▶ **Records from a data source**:
— Start —

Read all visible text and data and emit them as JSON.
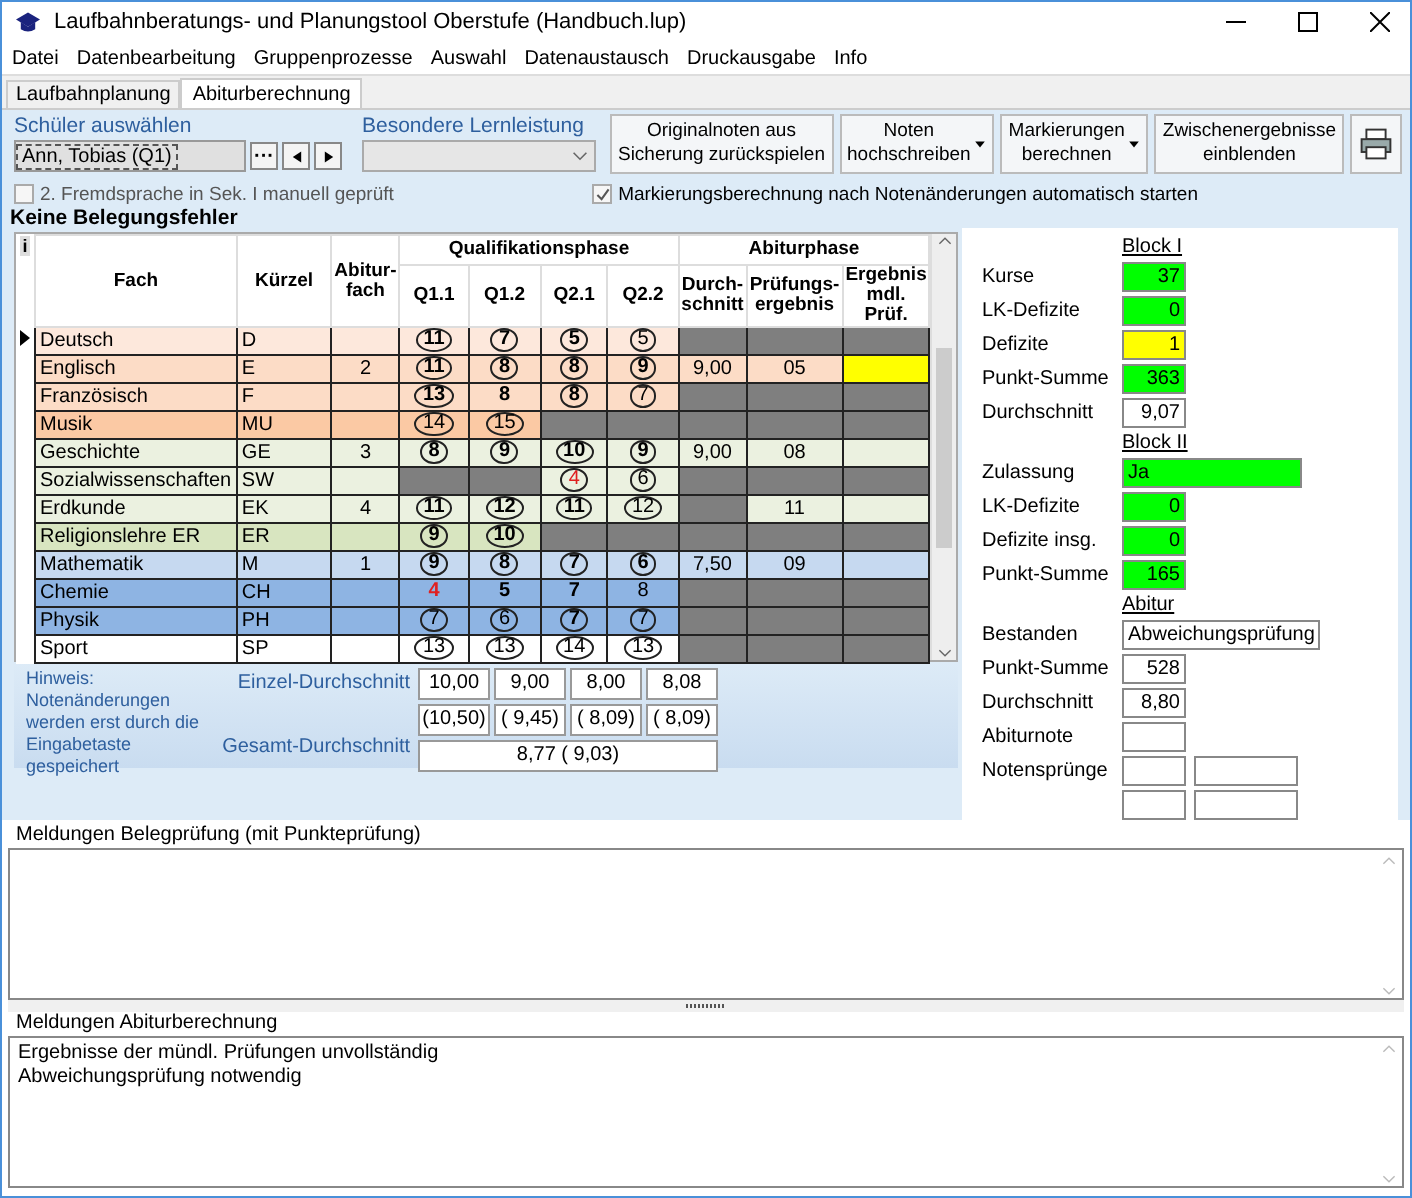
{
  "window": {
    "title": "Laufbahnberatungs- und Planungstool Oberstufe (Handbuch.lup)"
  },
  "menu": [
    "Datei",
    "Datenbearbeitung",
    "Gruppenprozesse",
    "Auswahl",
    "Datenaustausch",
    "Druckausgabe",
    "Info"
  ],
  "tabs": [
    {
      "label": "Laufbahnplanung",
      "selected": false
    },
    {
      "label": "Abiturberechnung",
      "selected": true
    }
  ],
  "student": {
    "label": "Schüler auswählen",
    "value": "Ann, Tobias (Q1)",
    "browse": "···"
  },
  "lernleistung": {
    "label": "Besondere Lernleistung",
    "disabled": true
  },
  "fremdsprache": {
    "label": "2. Fremdsprache in Sek. I manuell geprüft",
    "checked": false
  },
  "auto_calc": {
    "label": "Markierungsberechnung nach Notenänderungen automatisch starten",
    "checked": true
  },
  "buttons": [
    {
      "lines": [
        "Originalnoten aus",
        "Sicherung zurückspielen"
      ],
      "dropdown": false
    },
    {
      "lines": [
        "Noten",
        "hochschreiben"
      ],
      "dropdown": true
    },
    {
      "lines": [
        "Markierungen",
        "berechnen"
      ],
      "dropdown": true
    },
    {
      "lines": [
        "Zwischenergebnisse",
        "einblenden"
      ],
      "dropdown": false
    }
  ],
  "status": "Keine Belegungsfehler",
  "table": {
    "corner": "i",
    "columns": {
      "fach": "Fach",
      "kuerzel": "Kürzel",
      "abitur_fach": "Abitur-fach",
      "qphase": "Qualifikationsphase",
      "terms": [
        "Q1.1",
        "Q1.2",
        "Q2.1",
        "Q2.2"
      ],
      "aphase": "Abiturphase",
      "durchschnitt": "Durch-schnitt",
      "pruefung": "Prüfungs-ergebnis",
      "mdl": "Ergebnis mdl. Prüf."
    },
    "rows": [
      {
        "fach": "Deutsch",
        "kuerzel": "D",
        "color": "#fde8dc",
        "current": true,
        "grades": [
          {
            "kind": "grade",
            "value": "11",
            "circled": true,
            "bold": true,
            "deficit": false
          },
          {
            "kind": "grade",
            "value": "7",
            "circled": true,
            "bold": true,
            "deficit": false
          },
          {
            "kind": "grade",
            "value": "5",
            "circled": true,
            "bold": true,
            "deficit": false
          },
          {
            "kind": "grade",
            "value": "5",
            "circled": true,
            "bold": false,
            "deficit": false
          }
        ]
      },
      {
        "fach": "Englisch",
        "kuerzel": "E",
        "abitur_fach": "2",
        "color": "#fcdcc6",
        "current": false,
        "grades": [
          {
            "kind": "grade",
            "value": "11",
            "circled": true,
            "bold": true,
            "deficit": false
          },
          {
            "kind": "grade",
            "value": "8",
            "circled": true,
            "bold": true,
            "deficit": false
          },
          {
            "kind": "grade",
            "value": "8",
            "circled": true,
            "bold": true,
            "deficit": false
          },
          {
            "kind": "grade",
            "value": "9",
            "circled": true,
            "bold": true,
            "deficit": false
          }
        ],
        "abitur": {
          "durchschnitt": "9,00",
          "pruefung": "05",
          "mdl_required": true
        }
      },
      {
        "fach": "Französisch",
        "kuerzel": "F",
        "color": "#fcdcc6",
        "current": false,
        "grades": [
          {
            "kind": "grade",
            "value": "13",
            "circled": true,
            "bold": true,
            "deficit": false
          },
          {
            "kind": "grade",
            "value": "8",
            "circled": false,
            "bold": true,
            "deficit": false
          },
          {
            "kind": "grade",
            "value": "8",
            "circled": true,
            "bold": true,
            "deficit": false
          },
          {
            "kind": "grade",
            "value": "7",
            "circled": true,
            "bold": false,
            "deficit": false
          }
        ]
      },
      {
        "fach": "Musik",
        "kuerzel": "MU",
        "color": "#fbc9a4",
        "current": false,
        "grades": [
          {
            "kind": "grade",
            "value": "14",
            "circled": true,
            "bold": false,
            "deficit": false
          },
          {
            "kind": "grade",
            "value": "15",
            "circled": true,
            "bold": false,
            "deficit": false
          },
          {
            "kind": "blank"
          },
          {
            "kind": "blank"
          }
        ]
      },
      {
        "fach": "Geschichte",
        "kuerzel": "GE",
        "abitur_fach": "3",
        "color": "#ebf1e0",
        "current": false,
        "grades": [
          {
            "kind": "grade",
            "value": "8",
            "circled": true,
            "bold": true,
            "deficit": false
          },
          {
            "kind": "grade",
            "value": "9",
            "circled": true,
            "bold": true,
            "deficit": false
          },
          {
            "kind": "grade",
            "value": "10",
            "circled": true,
            "bold": true,
            "deficit": false
          },
          {
            "kind": "grade",
            "value": "9",
            "circled": true,
            "bold": true,
            "deficit": false
          }
        ],
        "abitur": {
          "durchschnitt": "9,00",
          "pruefung": "08",
          "mdl_required": false
        }
      },
      {
        "fach": "Sozialwissenschaften",
        "kuerzel": "SW",
        "color": "#ebf1e0",
        "current": false,
        "grades": [
          {
            "kind": "blank"
          },
          {
            "kind": "blank"
          },
          {
            "kind": "grade",
            "value": "4",
            "circled": true,
            "bold": false,
            "deficit": true
          },
          {
            "kind": "grade",
            "value": "6",
            "circled": true,
            "bold": false,
            "deficit": false
          }
        ]
      },
      {
        "fach": "Erdkunde",
        "kuerzel": "EK",
        "abitur_fach": "4",
        "color": "#ebf1e0",
        "current": false,
        "grades": [
          {
            "kind": "grade",
            "value": "11",
            "circled": true,
            "bold": true,
            "deficit": false
          },
          {
            "kind": "grade",
            "value": "12",
            "circled": true,
            "bold": true,
            "deficit": false
          },
          {
            "kind": "grade",
            "value": "11",
            "circled": true,
            "bold": true,
            "deficit": false
          },
          {
            "kind": "grade",
            "value": "12",
            "circled": true,
            "bold": false,
            "deficit": false
          }
        ],
        "abitur": {
          "pruefung": "11",
          "mdl_required": false
        }
      },
      {
        "fach": "Religionslehre ER",
        "kuerzel": "ER",
        "color": "#d8e5c0",
        "current": false,
        "grades": [
          {
            "kind": "grade",
            "value": "9",
            "circled": true,
            "bold": true,
            "deficit": false
          },
          {
            "kind": "grade",
            "value": "10",
            "circled": true,
            "bold": true,
            "deficit": false
          },
          {
            "kind": "blank"
          },
          {
            "kind": "blank"
          }
        ]
      },
      {
        "fach": "Mathematik",
        "kuerzel": "M",
        "abitur_fach": "1",
        "color": "#c6d9f0",
        "current": false,
        "grades": [
          {
            "kind": "grade",
            "value": "9",
            "circled": true,
            "bold": true,
            "deficit": false
          },
          {
            "kind": "grade",
            "value": "8",
            "circled": true,
            "bold": true,
            "deficit": false
          },
          {
            "kind": "grade",
            "value": "7",
            "circled": true,
            "bold": true,
            "deficit": false
          },
          {
            "kind": "grade",
            "value": "6",
            "circled": true,
            "bold": true,
            "deficit": false
          }
        ],
        "abitur": {
          "durchschnitt": "7,50",
          "pruefung": "09",
          "mdl_required": false
        }
      },
      {
        "fach": "Chemie",
        "kuerzel": "CH",
        "color": "#8eb4e3",
        "current": false,
        "grades": [
          {
            "kind": "grade",
            "value": "4",
            "circled": false,
            "bold": true,
            "deficit": true
          },
          {
            "kind": "grade",
            "value": "5",
            "circled": false,
            "bold": true,
            "deficit": false
          },
          {
            "kind": "grade",
            "value": "7",
            "circled": false,
            "bold": true,
            "deficit": false
          },
          {
            "kind": "grade",
            "value": "8",
            "circled": false,
            "bold": false,
            "deficit": false
          }
        ]
      },
      {
        "fach": "Physik",
        "kuerzel": "PH",
        "color": "#8eb4e3",
        "current": false,
        "grades": [
          {
            "kind": "grade",
            "value": "7",
            "circled": true,
            "bold": false,
            "deficit": false
          },
          {
            "kind": "grade",
            "value": "6",
            "circled": true,
            "bold": false,
            "deficit": false
          },
          {
            "kind": "grade",
            "value": "7",
            "circled": true,
            "bold": true,
            "deficit": false
          },
          {
            "kind": "grade",
            "value": "7",
            "circled": true,
            "bold": false,
            "deficit": false
          }
        ]
      },
      {
        "fach": "Sport",
        "kuerzel": "SP",
        "color": "#ffffff",
        "current": false,
        "grades": [
          {
            "kind": "grade",
            "value": "13",
            "circled": true,
            "bold": false,
            "deficit": false
          },
          {
            "kind": "grade",
            "value": "13",
            "circled": true,
            "bold": false,
            "deficit": false
          },
          {
            "kind": "grade",
            "value": "14",
            "circled": true,
            "bold": false,
            "deficit": false
          },
          {
            "kind": "grade",
            "value": "13",
            "circled": true,
            "bold": false,
            "deficit": false
          }
        ]
      }
    ]
  },
  "summary": {
    "hint": "Hinweis: Notenänderungen werden erst durch die Eingabetaste  gespeichert",
    "einzel_label": "Einzel-Durchschnitt",
    "einzel": [
      "10,00",
      "9,00",
      "8,00",
      "8,08"
    ],
    "einzel_alt": [
      "(10,50)",
      "( 9,45)",
      "( 8,09)",
      "( 8,09)"
    ],
    "gesamt_label": "Gesamt-Durchschnitt",
    "gesamt": "8,77 ( 9,03)"
  },
  "results": [
    {
      "kind": "heading",
      "label": "Block I"
    },
    {
      "kind": "field",
      "label": "Kurse",
      "value": "37",
      "color": "#00ff00"
    },
    {
      "kind": "field",
      "label": "LK-Defizite",
      "value": "0",
      "color": "#00ff00"
    },
    {
      "kind": "field",
      "label": "Defizite",
      "value": "1",
      "color": "#ffff00"
    },
    {
      "kind": "field",
      "label": "Punkt-Summe",
      "value": "363",
      "color": "#00ff00"
    },
    {
      "kind": "field",
      "label": "Durchschnitt",
      "value": "9,07",
      "color": "#ffffff"
    },
    {
      "kind": "heading",
      "label": "Block II"
    },
    {
      "kind": "wide",
      "label": "Zulassung",
      "value": "Ja",
      "color": "#00ff00"
    },
    {
      "kind": "field",
      "label": "LK-Defizite",
      "value": "0",
      "color": "#00ff00"
    },
    {
      "kind": "field",
      "label": "Defizite insg.",
      "value": "0",
      "color": "#00ff00"
    },
    {
      "kind": "field",
      "label": "Punkt-Summe",
      "value": "165",
      "color": "#00ff00"
    },
    {
      "kind": "heading",
      "label": "Abitur"
    },
    {
      "kind": "wide",
      "label": "Bestanden",
      "value": "Abweichungsprüfung",
      "color": "#ffffff"
    },
    {
      "kind": "field",
      "label": "Punkt-Summe",
      "value": "528",
      "color": "#ffffff"
    },
    {
      "kind": "field",
      "label": "Durchschnitt",
      "value": "8,80",
      "color": "#ffffff"
    },
    {
      "kind": "field",
      "label": "Abiturnote",
      "color": "#ffffff"
    },
    {
      "kind": "pair",
      "label": "Notensprünge"
    },
    {
      "kind": "pair"
    }
  ],
  "messages": [
    {
      "label": "Meldungen Belegprüfung (mit Punkteprüfung)"
    },
    {
      "label": "Meldungen Abiturberechnung",
      "lines": [
        "Ergebnisse der mündl. Prüfungen unvollständig",
        "Abweichungsprüfung notwendig"
      ]
    }
  ]
}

— End —

▶ **Task directions**: Find all lines with "Defizite" in them and copy each one.

▶ **Problem solution**:
      "label": "LK-Defizite",
      "label": "Defizite",
      "label": "LK-Defizite",
      "label": "Defizite insg.",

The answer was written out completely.